● Aim of the task
Write out every line below that includes the word "frequency".

- - - -

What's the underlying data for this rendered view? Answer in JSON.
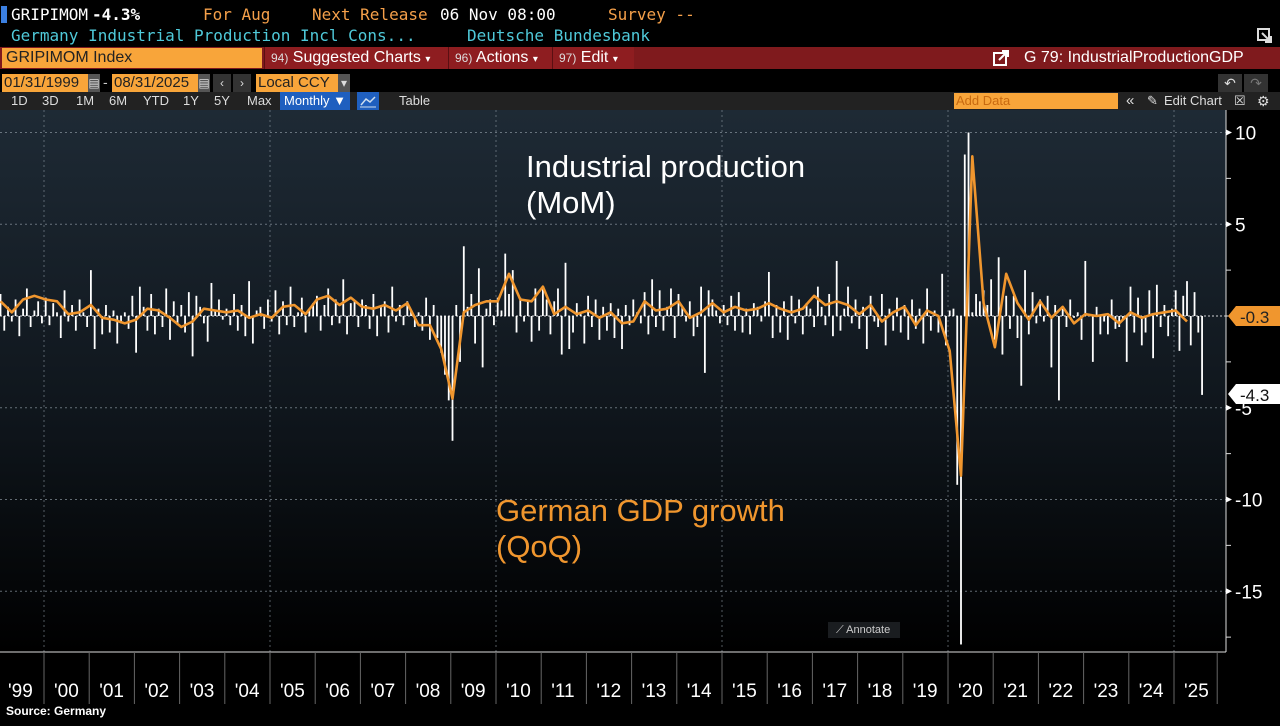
{
  "header": {
    "ticker": "GRIPIMOM",
    "last_change": "-4.3%",
    "period_label": "For Aug",
    "next_release_label": "Next Release",
    "next_release_value": "06 Nov 08:00",
    "survey_label": "Survey --",
    "description": "Germany Industrial Production Incl Cons...",
    "source_org": "Deutsche Bundesbank"
  },
  "menubar": {
    "security": "GRIPIMOM Index",
    "items": [
      {
        "num": "94)",
        "label": "Suggested Charts"
      },
      {
        "num": "96)",
        "label": "Actions"
      },
      {
        "num": "97)",
        "label": "Edit"
      }
    ],
    "chart_name": "G 79: IndustrialProductionGDP"
  },
  "range": {
    "start": "01/31/1999",
    "sep": "-",
    "end": "08/31/2025",
    "currency": "Local CCY"
  },
  "periods": [
    "1D",
    "3D",
    "1M",
    "6M",
    "YTD",
    "1Y",
    "5Y",
    "Max"
  ],
  "toolbar": {
    "frequency": "Monthly ▼",
    "table": "Table",
    "add_data_placeholder": "Add Data",
    "edit_chart": "Edit Chart",
    "collapse": "«"
  },
  "annotations": {
    "ip_line1": "Industrial production",
    "ip_line2": "(MoM)",
    "gdp_line1": "German GDP growth",
    "gdp_line2": "(QoQ)",
    "annotate_button": "Annotate"
  },
  "footer": {
    "source": "Source: Germany"
  },
  "colors": {
    "bars": "#ffffff",
    "gdp_line": "#f0962e",
    "menubar": "#7f1a1d",
    "input": "#f8a53a",
    "accent_blue": "#1f5fbf"
  },
  "chart_data": {
    "type": "bar+line",
    "xlim": [
      "1999-01",
      "2025-08"
    ],
    "ylim": [
      -18,
      11
    ],
    "y_ticks": [
      10,
      5,
      -5,
      -10,
      -15
    ],
    "x_tick_labels": [
      "'99",
      "'00",
      "'01",
      "'02",
      "'03",
      "'04",
      "'05",
      "'06",
      "'07",
      "'08",
      "'09",
      "'10",
      "'11",
      "'12",
      "'13",
      "'14",
      "'15",
      "'16",
      "'17",
      "'18",
      "'19",
      "'20",
      "'21",
      "'22",
      "'23",
      "'24",
      "'25"
    ],
    "grid": true,
    "last_value_labels": {
      "gdp": "-0.3",
      "ip": "-4.3"
    },
    "series": [
      {
        "type": "bar",
        "frequency": "monthly",
        "color": "#ffffff",
        "values_by_year": {
          "1999": [
            1.2,
            -0.8,
            0.5,
            -0.3,
            0.9,
            -1.1,
            0.4,
            1.5,
            -0.6,
            0.3,
            0.8,
            -0.4
          ],
          "2000": [
            1.0,
            -0.5,
            0.7,
            0.2,
            -1.2,
            1.4,
            -0.3,
            0.6,
            -0.8,
            0.9,
            0.2,
            -0.6
          ],
          "2001": [
            2.5,
            -1.8,
            0.4,
            -1.0,
            0.6,
            -0.9,
            0.3,
            -1.5,
            -0.4,
            0.2,
            -0.7,
            1.1
          ],
          "2002": [
            -2.0,
            1.6,
            0.5,
            -0.8,
            1.2,
            -1.0,
            0.4,
            -0.6,
            1.5,
            -1.3,
            0.8,
            -0.5
          ],
          "2003": [
            0.6,
            -0.9,
            1.3,
            -2.2,
            1.1,
            0.5,
            -0.4,
            -1.4,
            1.8,
            0.3,
            0.9,
            -0.2
          ],
          "2004": [
            0.4,
            -0.5,
            1.2,
            -0.8,
            0.6,
            -1.1,
            1.9,
            -1.5,
            0.3,
            0.5,
            -0.7,
            0.9
          ],
          "2005": [
            -0.3,
            1.4,
            -1.0,
            0.8,
            -0.5,
            1.6,
            -0.6,
            0.2,
            1.0,
            -0.9,
            0.4,
            0.7
          ],
          "2006": [
            1.1,
            -0.8,
            0.6,
            1.5,
            -0.5,
            0.9,
            -0.4,
            2.0,
            -1.0,
            0.7,
            0.8,
            -0.6
          ],
          "2007": [
            0.9,
            0.6,
            -0.7,
            1.2,
            -1.1,
            0.5,
            0.8,
            -0.9,
            1.6,
            -0.3,
            0.6,
            -0.5
          ],
          "2008": [
            0.8,
            0.3,
            -0.6,
            0.2,
            -0.8,
            1.0,
            -1.3,
            0.6,
            -1.2,
            -2.0,
            -3.2,
            -4.6
          ],
          "2009": [
            -6.8,
            0.6,
            -2.5,
            3.8,
            0.5,
            1.2,
            -1.5,
            2.6,
            -2.8,
            0.4,
            0.9,
            -0.5
          ],
          "2010": [
            1.0,
            0.3,
            3.4,
            1.2,
            2.5,
            -0.9,
            1.0,
            -0.3,
            0.9,
            -1.4,
            1.5,
            -0.8
          ],
          "2011": [
            1.6,
            0.9,
            -1.0,
            0.8,
            1.5,
            -2.1,
            2.9,
            -1.8,
            -0.9,
            0.7,
            0.2,
            -1.5
          ],
          "2012": [
            1.1,
            -0.6,
            0.9,
            -1.3,
            0.5,
            -0.8,
            0.7,
            -1.2,
            0.4,
            -1.8,
            0.6,
            -0.5
          ],
          "2013": [
            0.9,
            0.2,
            -0.4,
            1.3,
            -1.0,
            2.0,
            -0.6,
            1.4,
            -0.8,
            0.5,
            1.5,
            -1.2
          ],
          "2014": [
            1.2,
            0.5,
            -0.3,
            0.8,
            -1.1,
            -0.6,
            1.6,
            -3.1,
            1.4,
            0.9,
            0.3,
            -0.4
          ],
          "2015": [
            0.6,
            -0.5,
            1.1,
            -0.8,
            1.3,
            -0.9,
            0.4,
            -1.0,
            0.7,
            0.5,
            -0.3,
            0.8
          ],
          "2016": [
            2.4,
            -1.2,
            0.6,
            -0.9,
            0.8,
            -1.3,
            1.1,
            -0.4,
            0.9,
            -1.0,
            0.7,
            0.4
          ],
          "2017": [
            -0.6,
            1.6,
            0.5,
            -0.5,
            1.2,
            -1.1,
            3.0,
            -0.8,
            0.4,
            1.6,
            -0.4,
            0.9
          ],
          "2018": [
            -0.7,
            0.5,
            -1.8,
            1.1,
            -0.3,
            -0.6,
            1.2,
            -1.6,
            0.4,
            -0.8,
            1.0,
            -0.9
          ],
          "2019": [
            0.6,
            -1.3,
            0.9,
            -0.7,
            0.4,
            -1.5,
            1.5,
            -0.8,
            0.3,
            -0.9,
            2.3,
            -1.6
          ],
          "2020": [
            0.3,
            0.4,
            -9.2,
            -17.9,
            8.8,
            10.0,
            0.2,
            1.2,
            0.8,
            1.4,
            0.6,
            2.0
          ],
          "2021": [
            -1.3,
            3.2,
            -2.1,
            1.1,
            -0.7,
            1.1,
            -1.2,
            -3.8,
            2.5,
            -1.0,
            1.3,
            -0.4
          ],
          "2022": [
            0.9,
            -0.3,
            1.1,
            -2.8,
            0.6,
            -4.6,
            0.4,
            -0.6,
            0.9,
            -0.1,
            0.2,
            -1.3
          ],
          "2023": [
            3.0,
            0.1,
            -2.5,
            0.5,
            -1.0,
            -0.3,
            -1.0,
            0.9,
            -0.7,
            -0.6,
            -0.2,
            -2.5
          ],
          "2024": [
            1.6,
            -0.9,
            1.0,
            -1.6,
            -0.9,
            1.4,
            -2.3,
            1.7,
            -0.6,
            0.6,
            -1.1,
            0.4
          ],
          "2025": [
            1.4,
            -1.9,
            1.1,
            1.9,
            -1.6,
            1.3,
            -0.9,
            -4.3
          ]
        }
      },
      {
        "type": "line",
        "frequency": "quarterly",
        "color": "#f0962e",
        "values_by_year": {
          "1999": [
            0.8,
            0.2,
            0.9,
            1.1
          ],
          "2000": [
            0.9,
            0.8,
            0.1,
            0.2
          ],
          "2001": [
            0.6,
            -0.1,
            -0.2,
            -0.4
          ],
          "2002": [
            -0.2,
            0.4,
            0.3,
            -0.1
          ],
          "2003": [
            -0.6,
            -0.3,
            0.4,
            0.3
          ],
          "2004": [
            0.2,
            0.3,
            -0.1,
            0.1
          ],
          "2005": [
            -0.1,
            0.5,
            0.6,
            0.1
          ],
          "2006": [
            0.9,
            1.1,
            0.6,
            1.0
          ],
          "2007": [
            0.5,
            0.4,
            0.6,
            0.3
          ],
          "2008": [
            0.7,
            -0.5,
            -0.5,
            -1.8
          ],
          "2009": [
            -4.5,
            0.2,
            0.6,
            0.8
          ],
          "2010": [
            0.8,
            2.3,
            0.9,
            0.8
          ],
          "2011": [
            1.6,
            0.1,
            0.5,
            0.1
          ],
          "2012": [
            0.3,
            -0.1,
            0.2,
            -0.4
          ],
          "2013": [
            -0.3,
            0.8,
            0.3,
            0.4
          ],
          "2014": [
            0.8,
            -0.1,
            0.2,
            0.7
          ],
          "2015": [
            0.2,
            0.5,
            0.3,
            0.4
          ],
          "2016": [
            0.7,
            0.4,
            0.2,
            0.4
          ],
          "2017": [
            1.1,
            0.6,
            0.8,
            0.6
          ],
          "2018": [
            0.1,
            0.6,
            -0.3,
            0.2
          ],
          "2019": [
            0.5,
            -0.5,
            0.3,
            0.0
          ],
          "2020": [
            -1.9,
            -8.7,
            8.7,
            0.7
          ],
          "2021": [
            -1.7,
            2.3,
            0.7,
            -0.2
          ],
          "2022": [
            0.8,
            -0.1,
            0.5,
            -0.4
          ],
          "2023": [
            0.1,
            0.0,
            0.1,
            -0.4
          ],
          "2024": [
            0.2,
            -0.1,
            0.1,
            0.2
          ],
          "2025": [
            0.3,
            -0.3
          ]
        }
      }
    ]
  }
}
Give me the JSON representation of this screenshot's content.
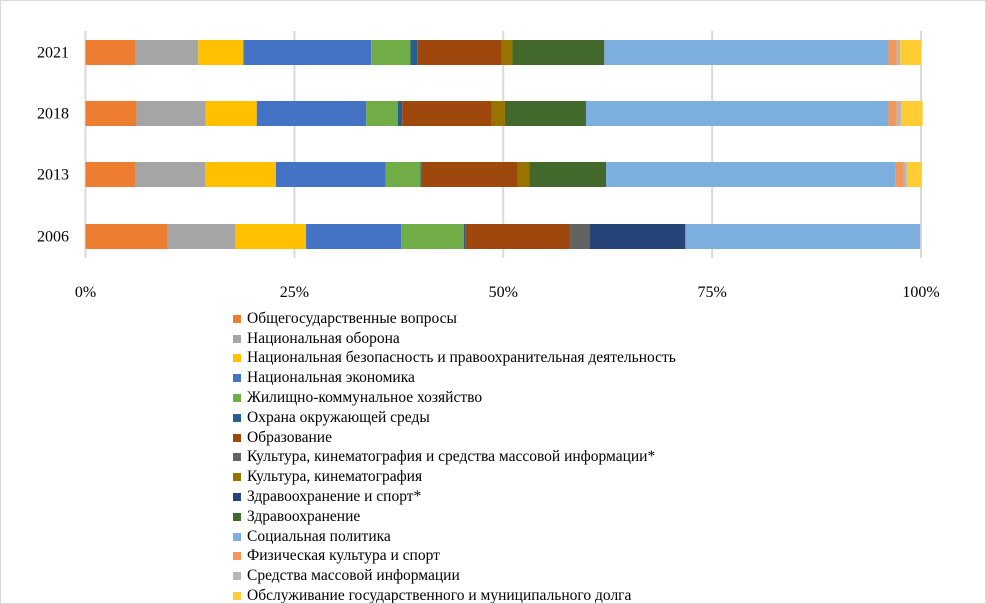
{
  "chart_data": {
    "type": "bar",
    "orientation": "horizontal",
    "stacked": "percent",
    "categories": [
      "2021",
      "2018",
      "2013",
      "2006"
    ],
    "xlim": [
      0,
      100
    ],
    "xticks": [
      "0%",
      "25%",
      "50%",
      "75%",
      "100%"
    ],
    "grid": true,
    "legend_position": "bottom",
    "series": [
      {
        "name": "Общегосударственные вопросы",
        "color": "#ED7D31",
        "values": [
          6.0,
          6.1,
          6.0,
          9.8
        ]
      },
      {
        "name": "Национальная оборона",
        "color": "#A5A5A5",
        "values": [
          7.5,
          8.3,
          8.3,
          8.1
        ]
      },
      {
        "name": "Национальная безопасность и правоохранительная деятельность",
        "color": "#FFC000",
        "values": [
          5.4,
          6.1,
          8.5,
          8.5
        ]
      },
      {
        "name": "Национальная экономика",
        "color": "#4472C4",
        "values": [
          15.3,
          13.1,
          13.1,
          11.4
        ]
      },
      {
        "name": "Жилищно-коммунальное хозяйство",
        "color": "#70AD47",
        "values": [
          4.7,
          3.8,
          4.2,
          7.5
        ]
      },
      {
        "name": "Охрана окружающей среды",
        "color": "#255E91",
        "values": [
          0.8,
          0.5,
          0.1,
          0.2
        ]
      },
      {
        "name": "Образование",
        "color": "#9E480E",
        "values": [
          10.1,
          10.7,
          11.5,
          12.5
        ]
      },
      {
        "name": "Культура, кинематография и средства массовой информации*",
        "color": "#636363",
        "values": [
          0,
          0,
          0,
          2.3
        ]
      },
      {
        "name": "Культура, кинематография",
        "color": "#997300",
        "values": [
          1.3,
          1.6,
          1.4,
          0
        ]
      },
      {
        "name": "Здравоохранение и спорт*",
        "color": "#264478",
        "values": [
          0,
          0,
          0,
          11.5
        ]
      },
      {
        "name": "Здравоохранение",
        "color": "#43682B",
        "values": [
          11.0,
          9.7,
          9.2,
          0
        ]
      },
      {
        "name": "Социальная политика",
        "color": "#7CAFDD",
        "values": [
          34.0,
          36.2,
          34.6,
          28.1
        ]
      },
      {
        "name": "Физическая культура и спорт",
        "color": "#F1975A",
        "values": [
          1.0,
          1.0,
          1.0,
          0
        ]
      },
      {
        "name": "Средства массовой информации",
        "color": "#B7B7B7",
        "values": [
          0.4,
          0.5,
          0.4,
          0
        ]
      },
      {
        "name": "Обслуживание государственного и муниципального долга",
        "color": "#FFCD33",
        "values": [
          2.5,
          2.6,
          1.8,
          0
        ]
      }
    ]
  }
}
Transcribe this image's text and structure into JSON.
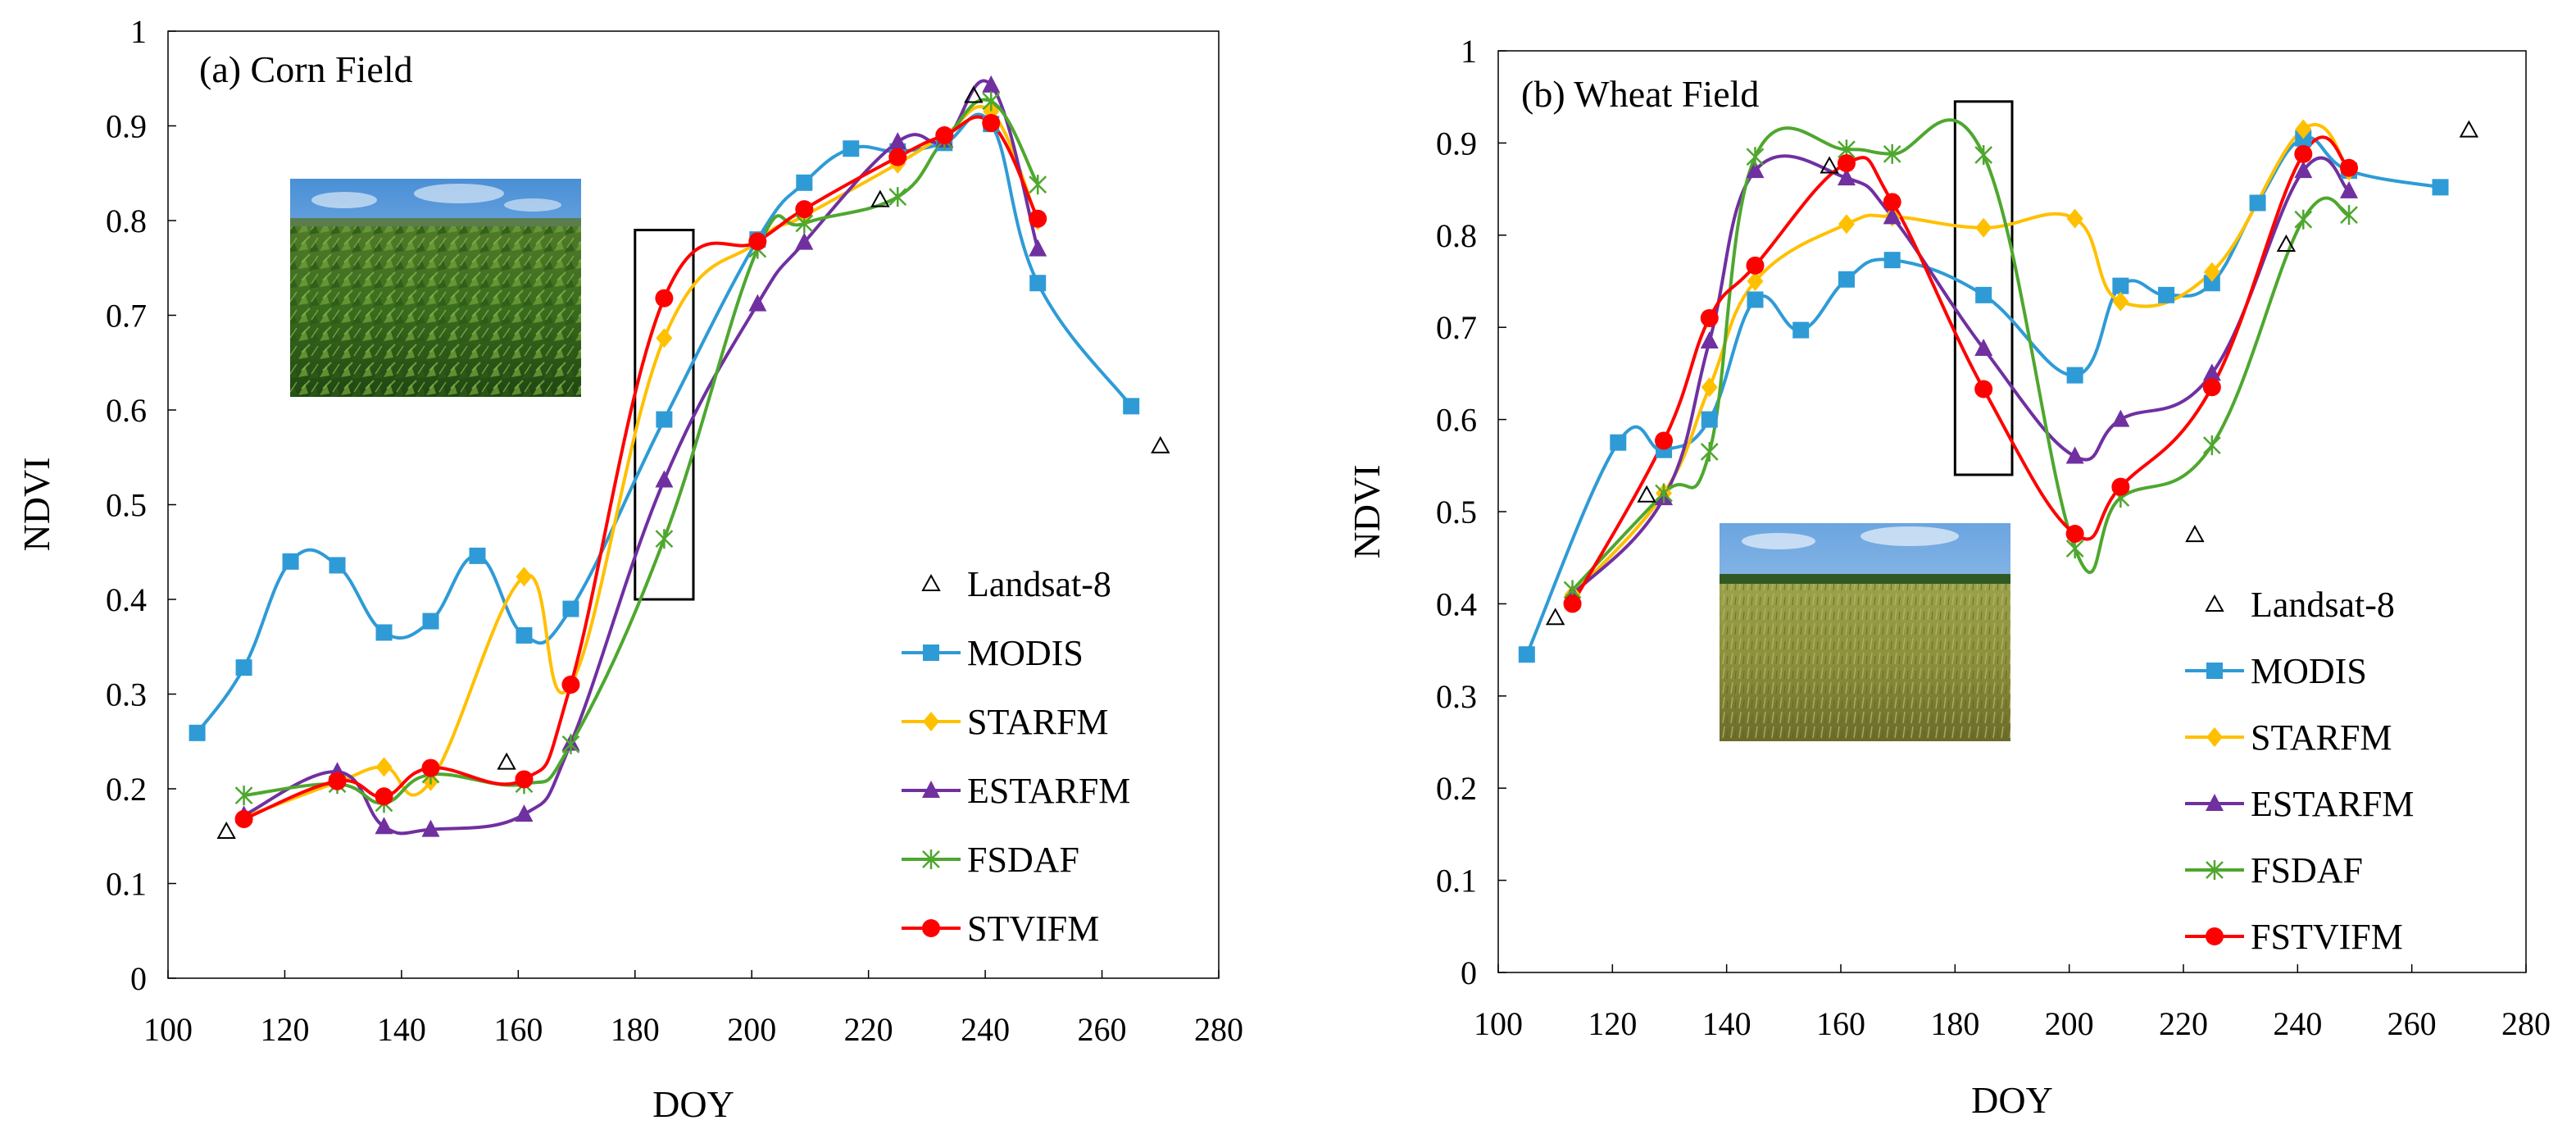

- - - -

● The answer
    "frequency": "Monthly ▼",
        "frequency": "monthly",
        "frequency": "quarterly",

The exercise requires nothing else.